Directions for this task. What is the number of lines containing the word "силу"? Please answer with that number and nothing more.

Material provided.
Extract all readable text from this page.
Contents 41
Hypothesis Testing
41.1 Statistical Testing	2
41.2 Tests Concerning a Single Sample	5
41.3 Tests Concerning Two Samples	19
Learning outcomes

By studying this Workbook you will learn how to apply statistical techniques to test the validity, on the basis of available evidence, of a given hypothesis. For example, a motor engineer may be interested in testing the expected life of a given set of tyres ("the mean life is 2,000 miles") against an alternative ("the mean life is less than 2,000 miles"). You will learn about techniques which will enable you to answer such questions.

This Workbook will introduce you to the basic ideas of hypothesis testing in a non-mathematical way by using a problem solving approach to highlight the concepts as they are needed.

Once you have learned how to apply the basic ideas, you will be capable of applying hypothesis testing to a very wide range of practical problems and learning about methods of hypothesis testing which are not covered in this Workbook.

---

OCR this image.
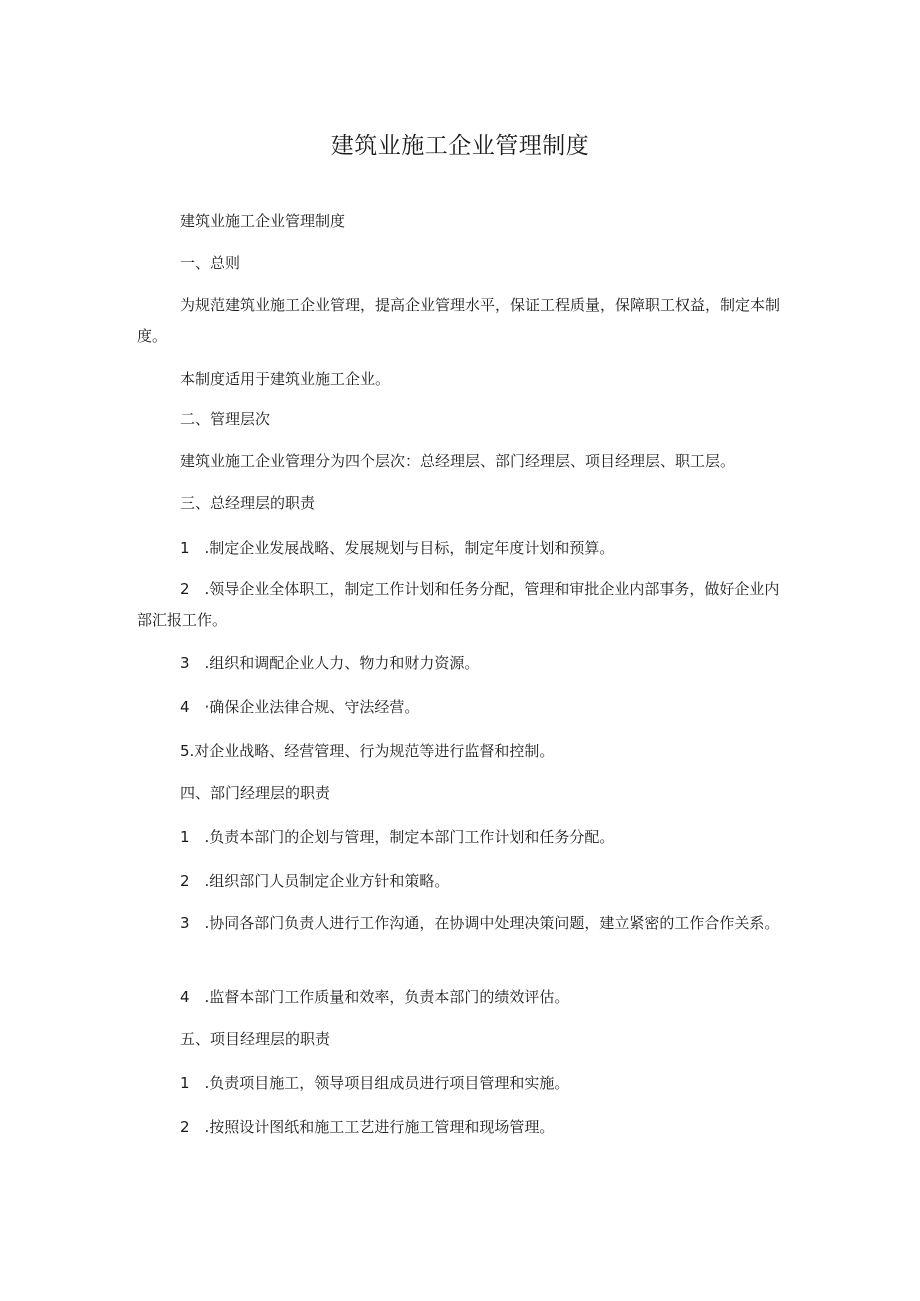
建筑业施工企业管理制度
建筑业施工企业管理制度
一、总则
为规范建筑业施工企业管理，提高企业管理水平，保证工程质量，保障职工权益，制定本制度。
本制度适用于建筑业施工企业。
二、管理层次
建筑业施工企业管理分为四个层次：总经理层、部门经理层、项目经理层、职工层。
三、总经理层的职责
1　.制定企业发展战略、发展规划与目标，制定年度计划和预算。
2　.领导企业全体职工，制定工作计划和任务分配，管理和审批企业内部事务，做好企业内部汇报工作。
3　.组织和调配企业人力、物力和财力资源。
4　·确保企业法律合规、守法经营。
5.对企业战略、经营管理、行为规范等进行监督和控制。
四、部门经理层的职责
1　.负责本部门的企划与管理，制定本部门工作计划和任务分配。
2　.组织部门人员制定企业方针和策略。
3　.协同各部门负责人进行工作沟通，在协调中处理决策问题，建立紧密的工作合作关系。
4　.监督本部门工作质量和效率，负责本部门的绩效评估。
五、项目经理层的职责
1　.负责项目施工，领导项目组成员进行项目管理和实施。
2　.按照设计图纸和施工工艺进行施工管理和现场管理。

* * *

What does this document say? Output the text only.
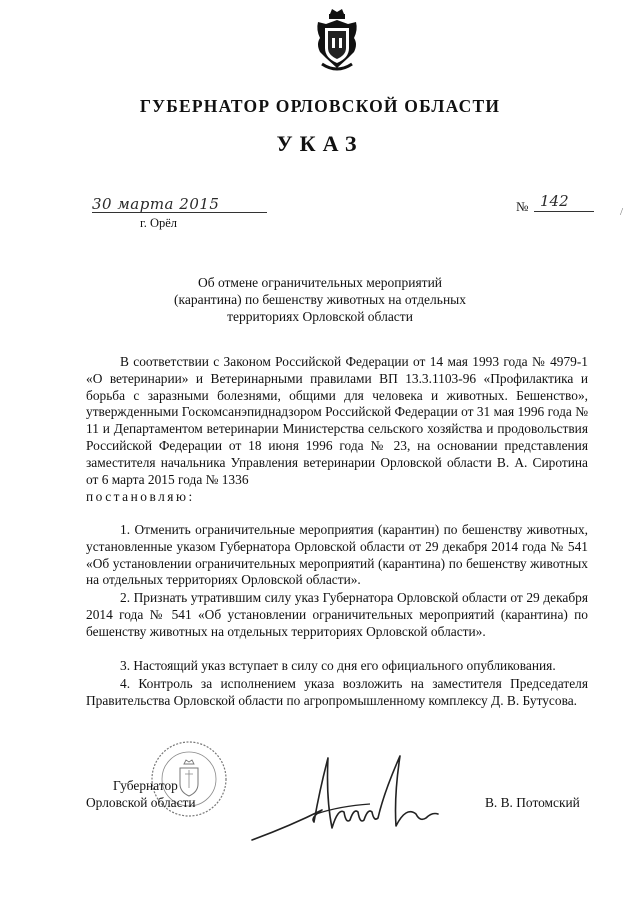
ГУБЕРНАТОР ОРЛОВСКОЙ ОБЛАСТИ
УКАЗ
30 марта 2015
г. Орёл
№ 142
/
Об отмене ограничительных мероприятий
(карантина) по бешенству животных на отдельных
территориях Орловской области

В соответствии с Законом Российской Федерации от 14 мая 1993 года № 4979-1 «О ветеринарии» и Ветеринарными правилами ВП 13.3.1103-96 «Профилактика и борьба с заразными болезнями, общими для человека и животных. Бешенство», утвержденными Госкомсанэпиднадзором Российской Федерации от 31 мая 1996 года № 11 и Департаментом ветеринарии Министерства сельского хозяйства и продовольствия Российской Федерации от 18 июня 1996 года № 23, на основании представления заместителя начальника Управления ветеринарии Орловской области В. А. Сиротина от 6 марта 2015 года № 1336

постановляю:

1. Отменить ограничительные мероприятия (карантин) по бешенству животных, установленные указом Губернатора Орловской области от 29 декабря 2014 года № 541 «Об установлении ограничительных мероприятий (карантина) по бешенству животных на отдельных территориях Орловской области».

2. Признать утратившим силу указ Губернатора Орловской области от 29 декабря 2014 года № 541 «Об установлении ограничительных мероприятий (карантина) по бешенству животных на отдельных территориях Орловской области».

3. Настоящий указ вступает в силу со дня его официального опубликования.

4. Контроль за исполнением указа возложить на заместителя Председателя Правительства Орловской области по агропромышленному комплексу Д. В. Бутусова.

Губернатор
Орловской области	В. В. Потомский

The answer. 2